Below is some material; transcribe all of it exactly.

◇ ◇ ◇ ◇

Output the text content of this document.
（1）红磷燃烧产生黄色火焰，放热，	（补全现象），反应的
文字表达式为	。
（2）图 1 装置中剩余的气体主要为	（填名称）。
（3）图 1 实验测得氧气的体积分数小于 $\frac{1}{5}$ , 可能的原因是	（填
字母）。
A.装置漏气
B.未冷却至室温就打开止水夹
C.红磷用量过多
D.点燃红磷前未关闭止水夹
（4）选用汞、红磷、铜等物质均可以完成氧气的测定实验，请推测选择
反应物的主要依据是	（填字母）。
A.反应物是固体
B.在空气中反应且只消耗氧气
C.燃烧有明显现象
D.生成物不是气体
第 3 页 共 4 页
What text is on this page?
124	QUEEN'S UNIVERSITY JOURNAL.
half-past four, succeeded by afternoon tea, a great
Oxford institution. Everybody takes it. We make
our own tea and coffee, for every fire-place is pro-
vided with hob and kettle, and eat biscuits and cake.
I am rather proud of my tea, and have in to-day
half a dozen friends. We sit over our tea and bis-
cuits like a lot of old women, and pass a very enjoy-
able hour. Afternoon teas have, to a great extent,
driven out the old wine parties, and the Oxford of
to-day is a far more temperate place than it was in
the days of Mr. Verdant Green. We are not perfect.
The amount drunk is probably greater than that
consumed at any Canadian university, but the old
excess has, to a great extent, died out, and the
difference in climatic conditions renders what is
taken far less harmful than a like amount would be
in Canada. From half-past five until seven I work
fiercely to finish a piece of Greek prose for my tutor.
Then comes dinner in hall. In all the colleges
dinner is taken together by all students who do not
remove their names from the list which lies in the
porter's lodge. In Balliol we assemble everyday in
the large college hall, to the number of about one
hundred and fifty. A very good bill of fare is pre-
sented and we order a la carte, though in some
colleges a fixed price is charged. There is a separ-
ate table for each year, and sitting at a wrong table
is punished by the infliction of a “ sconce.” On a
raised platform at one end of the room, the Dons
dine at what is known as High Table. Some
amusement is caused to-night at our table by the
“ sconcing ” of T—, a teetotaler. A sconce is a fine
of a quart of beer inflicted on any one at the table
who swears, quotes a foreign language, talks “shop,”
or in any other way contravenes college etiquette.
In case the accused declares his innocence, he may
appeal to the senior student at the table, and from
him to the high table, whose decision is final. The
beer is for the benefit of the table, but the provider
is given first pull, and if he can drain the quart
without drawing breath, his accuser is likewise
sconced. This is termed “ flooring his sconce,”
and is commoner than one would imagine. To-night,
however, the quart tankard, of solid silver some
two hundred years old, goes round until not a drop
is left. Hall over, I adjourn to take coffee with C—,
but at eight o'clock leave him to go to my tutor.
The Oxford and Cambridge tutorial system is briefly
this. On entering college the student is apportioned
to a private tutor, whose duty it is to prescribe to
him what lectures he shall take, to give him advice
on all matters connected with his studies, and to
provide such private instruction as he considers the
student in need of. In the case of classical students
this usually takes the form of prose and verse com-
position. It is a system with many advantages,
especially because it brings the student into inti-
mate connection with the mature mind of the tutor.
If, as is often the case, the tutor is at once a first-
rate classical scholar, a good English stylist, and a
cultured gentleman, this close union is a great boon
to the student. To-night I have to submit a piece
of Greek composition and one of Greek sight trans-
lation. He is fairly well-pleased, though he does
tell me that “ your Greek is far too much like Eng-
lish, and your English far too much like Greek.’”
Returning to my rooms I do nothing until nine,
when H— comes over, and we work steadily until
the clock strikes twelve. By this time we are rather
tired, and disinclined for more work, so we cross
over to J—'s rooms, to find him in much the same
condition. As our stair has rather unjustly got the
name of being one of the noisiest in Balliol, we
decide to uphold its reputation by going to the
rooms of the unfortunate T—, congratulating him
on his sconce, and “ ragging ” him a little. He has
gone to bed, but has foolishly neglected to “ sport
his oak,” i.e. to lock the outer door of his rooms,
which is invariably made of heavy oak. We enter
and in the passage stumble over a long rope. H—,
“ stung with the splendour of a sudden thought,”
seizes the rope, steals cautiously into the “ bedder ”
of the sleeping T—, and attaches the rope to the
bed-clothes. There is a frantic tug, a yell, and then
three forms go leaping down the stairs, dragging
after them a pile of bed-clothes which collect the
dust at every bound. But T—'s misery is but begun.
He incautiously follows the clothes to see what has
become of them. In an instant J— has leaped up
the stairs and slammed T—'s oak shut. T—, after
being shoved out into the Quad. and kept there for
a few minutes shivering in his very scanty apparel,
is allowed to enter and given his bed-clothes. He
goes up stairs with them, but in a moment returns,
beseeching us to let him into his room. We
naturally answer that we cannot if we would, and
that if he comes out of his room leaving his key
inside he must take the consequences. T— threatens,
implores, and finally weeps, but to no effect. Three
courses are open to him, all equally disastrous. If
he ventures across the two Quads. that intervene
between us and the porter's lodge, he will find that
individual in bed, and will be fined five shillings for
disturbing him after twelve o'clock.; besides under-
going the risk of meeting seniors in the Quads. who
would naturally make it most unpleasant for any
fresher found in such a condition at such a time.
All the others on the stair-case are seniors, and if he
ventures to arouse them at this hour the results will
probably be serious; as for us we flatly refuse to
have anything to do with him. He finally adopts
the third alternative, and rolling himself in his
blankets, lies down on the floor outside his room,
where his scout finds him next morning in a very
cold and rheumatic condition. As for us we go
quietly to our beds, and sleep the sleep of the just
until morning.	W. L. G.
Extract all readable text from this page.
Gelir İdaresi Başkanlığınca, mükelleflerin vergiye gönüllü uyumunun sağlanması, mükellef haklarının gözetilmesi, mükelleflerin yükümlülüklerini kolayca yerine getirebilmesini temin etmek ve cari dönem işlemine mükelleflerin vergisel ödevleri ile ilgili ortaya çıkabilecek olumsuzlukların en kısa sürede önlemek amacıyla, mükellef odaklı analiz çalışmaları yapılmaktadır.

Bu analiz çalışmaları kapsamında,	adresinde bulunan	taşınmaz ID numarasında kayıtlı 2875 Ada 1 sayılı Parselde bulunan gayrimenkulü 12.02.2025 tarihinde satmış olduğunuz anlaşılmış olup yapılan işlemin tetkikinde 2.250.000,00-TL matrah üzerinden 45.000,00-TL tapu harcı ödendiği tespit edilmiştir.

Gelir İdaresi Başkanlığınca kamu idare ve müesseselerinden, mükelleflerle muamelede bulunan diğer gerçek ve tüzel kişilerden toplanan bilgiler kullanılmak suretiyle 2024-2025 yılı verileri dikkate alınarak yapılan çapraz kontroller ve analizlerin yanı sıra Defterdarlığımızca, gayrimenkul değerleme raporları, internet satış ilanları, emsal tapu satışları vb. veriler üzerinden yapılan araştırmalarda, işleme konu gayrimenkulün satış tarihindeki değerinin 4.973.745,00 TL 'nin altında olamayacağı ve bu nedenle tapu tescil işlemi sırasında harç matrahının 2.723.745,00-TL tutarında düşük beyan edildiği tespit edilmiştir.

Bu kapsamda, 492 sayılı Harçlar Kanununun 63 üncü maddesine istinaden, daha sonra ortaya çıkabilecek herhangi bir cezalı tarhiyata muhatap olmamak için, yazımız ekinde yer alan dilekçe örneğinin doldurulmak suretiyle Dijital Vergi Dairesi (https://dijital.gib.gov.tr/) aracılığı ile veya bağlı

◇ ◇ ◇ ◇

> [ANSWER FOR THIS EXERCISE]
Output the text content of this document.
（1）红磷燃烧产生黄色火焰，放热，	（补全现象），反应的
文字表达式为	。
（2）图 1 装置中剩余的气体主要为	（填名称）。
（3）图 1 实验测得氧气的体积分数小于 $\frac{1}{5}$ , 可能的原因是	（填
字母）。
A.装置漏气
B.未冷却至室温就打开止水夹
C.红磷用量过多
D.点燃红磷前未关闭止水夹
（4）选用汞、红磷、铜等物质均可以完成氧气的测定实验，请推测选择
反应物的主要依据是	（填字母）。
A.反应物是固体
B.在空气中反应且只消耗氧气
C.燃烧有明显现象
D.生成物不是气体
第 3 页 共 4 页
What text is on this page?
124	QUEEN'S UNIVERSITY JOURNAL.
half-past four, succeeded by afternoon tea, a great
Oxford institution. Everybody takes it. We make
our own tea and coffee, for every fire-place is pro-
vided with hob and kettle, and eat biscuits and cake.
I am rather proud of my tea, and have in to-day
half a dozen friends. We sit over our tea and bis-
cuits like a lot of old women, and pass a very enjoy-
able hour. Afternoon teas have, to a great extent,
driven out the old wine parties, and the Oxford of
to-day is a far more temperate place than it was in
the days of Mr. Verdant Green. We are not perfect.
The amount drunk is probably greater than that
consumed at any Canadian university, but the old
excess has, to a great extent, died out, and the
difference in climatic conditions renders what is
taken far less harmful than a like amount would be
in Canada. From half-past five until seven I work
fiercely to finish a piece of Greek prose for my tutor.
Then comes dinner in hall. In all the colleges
dinner is taken together by all students who do not
remove their names from the list which lies in the
porter's lodge. In Balliol we assemble everyday in
the large college hall, to the number of about one
hundred and fifty. A very good bill of fare is pre-
sented and we order a la carte, though in some
colleges a fixed price is charged. There is a separ-
ate table for each year, and sitting at a wrong table
is punished by the infliction of a “ sconce.” On a
raised platform at one end of the room, the Dons
dine at what is known as High Table. Some
amusement is caused to-night at our table by the
“ sconcing ” of T—, a teetotaler. A sconce is a fine
of a quart of beer inflicted on any one at the table
who swears, quotes a foreign language, talks “shop,”
or in any other way contravenes college etiquette.
In case the accused declares his innocence, he may
appeal to the senior student at the table, and from
him to the high table, whose decision is final. The
beer is for the benefit of the table, but the provider
is given first pull, and if he can drain the quart
without drawing breath, his accuser is likewise
sconced. This is termed “ flooring his sconce,”
and is commoner than one would imagine. To-night,
however, the quart tankard, of solid silver some
two hundred years old, goes round until not a drop
is left. Hall over, I adjourn to take coffee with C—,
but at eight o'clock leave him to go to my tutor.
The Oxford and Cambridge tutorial system is briefly
this. On entering college the student is apportioned
to a private tutor, whose duty it is to prescribe to
him what lectures he shall take, to give him advice
on all matters connected with his studies, and to
provide such private instruction as he considers the
student in need of. In the case of classical students
this usually takes the form of prose and verse com-
position. It is a system with many advantages,
especially because it brings the student into inti-
mate connection with the mature mind of the tutor.
If, as is often the case, the tutor is at once a first-
rate classical scholar, a good English stylist, and a
cultured gentleman, this close union is a great boon
to the student. To-night I have to submit a piece
of Greek composition and one of Greek sight trans-
lation. He is fairly well-pleased, though he does
tell me that “ your Greek is far too much like Eng-
lish, and your English far too much like Greek.’”
Returning to my rooms I do nothing until nine,
when H— comes over, and we work steadily until
the clock strikes twelve. By this time we are rather
tired, and disinclined for more work, so we cross
over to J—'s rooms, to find him in much the same
condition. As our stair has rather unjustly got the
name of being one of the noisiest in Balliol, we
decide to uphold its reputation by going to the
rooms of the unfortunate T—, congratulating him
on his sconce, and “ ragging ” him a little. He has
gone to bed, but has foolishly neglected to “ sport
his oak,” i.e. to lock the outer door of his rooms,
which is invariably made of heavy oak. We enter
and in the passage stumble over a long rope. H—,
“ stung with the splendour of a sudden thought,”
seizes the rope, steals cautiously into the “ bedder ”
of the sleeping T—, and attaches the rope to the
bed-clothes. There is a frantic tug, a yell, and then
three forms go leaping down the stairs, dragging
after them a pile of bed-clothes which collect the
dust at every bound. But T—'s misery is but begun.
He incautiously follows the clothes to see what has
become of them. In an instant J— has leaped up
the stairs and slammed T—'s oak shut. T—, after
being shoved out into the Quad. and kept there for
a few minutes shivering in his very scanty apparel,
is allowed to enter and given his bed-clothes. He
goes up stairs with them, but in a moment returns,
beseeching us to let him into his room. We
naturally answer that we cannot if we would, and
that if he comes out of his room leaving his key
inside he must take the consequences. T— threatens,
implores, and finally weeps, but to no effect. Three
courses are open to him, all equally disastrous. If
he ventures across the two Quads. that intervene
between us and the porter's lodge, he will find that
individual in bed, and will be fined five shillings for
disturbing him after twelve o'clock.; besides under-
going the risk of meeting seniors in the Quads. who
would naturally make it most unpleasant for any
fresher found in such a condition at such a time.
All the others on the stair-case are seniors, and if he
ventures to arouse them at this hour the results will
probably be serious; as for us we flatly refuse to
have anything to do with him. He finally adopts
the third alternative, and rolling himself in his
blankets, lies down on the floor outside his room,
where his scout finds him next morning in a very
cold and rheumatic condition. As for us we go
quietly to our beds, and sleep the sleep of the just
until morning.	W. L. G.
Extract all readable text from this page.
Gelir İdaresi Başkanlığınca, mükelleflerin vergiye gönüllü uyumunun sağlanması, mükellef haklarının gözetilmesi, mükelleflerin yükümlülüklerini kolayca yerine getirebilmesini temin etmek ve cari dönem işlemine mükelleflerin vergisel ödevleri ile ilgili ortaya çıkabilecek olumsuzlukların en kısa sürede önlemek amacıyla, mükellef odaklı analiz çalışmaları yapılmaktadır.

Bu analiz çalışmaları kapsamında,	adresinde bulunan	taşınmaz ID numarasında kayıtlı 2875 Ada 1 sayılı Parselde bulunan gayrimenkulü 12.02.2025 tarihinde satmış olduğunuz anlaşılmış olup yapılan işlemin tetkikinde 2.250.000,00-TL matrah üzerinden 45.000,00-TL tapu harcı ödendiği tespit edilmiştir.

Gelir İdaresi Başkanlığınca kamu idare ve müesseselerinden, mükelleflerle muamelede bulunan diğer gerçek ve tüzel kişilerden toplanan bilgiler kullanılmak suretiyle 2024-2025 yılı verileri dikkate alınarak yapılan çapraz kontroller ve analizlerin yanı sıra Defterdarlığımızca, gayrimenkul değerleme raporları, internet satış ilanları, emsal tapu satışları vb. veriler üzerinden yapılan araştırmalarda, işleme konu gayrimenkulün satış tarihindeki değerinin 4.973.745,00 TL 'nin altında olamayacağı ve bu nedenle tapu tescil işlemi sırasında harç matrahının 2.723.745,00-TL tutarında düşük beyan edildiği tespit edilmiştir.

Bu kapsamda, 492 sayılı Harçlar Kanununun 63 üncü maddesine istinaden, daha sonra ortaya çıkabilecek herhangi bir cezalı tarhiyata muhatap olmamak için, yazımız ekinde yer alan dilekçe örneğinin doldurulmak suretiyle Dijital Vergi Dairesi (https://dijital.gib.gov.tr/) aracılığı ile veya bağlı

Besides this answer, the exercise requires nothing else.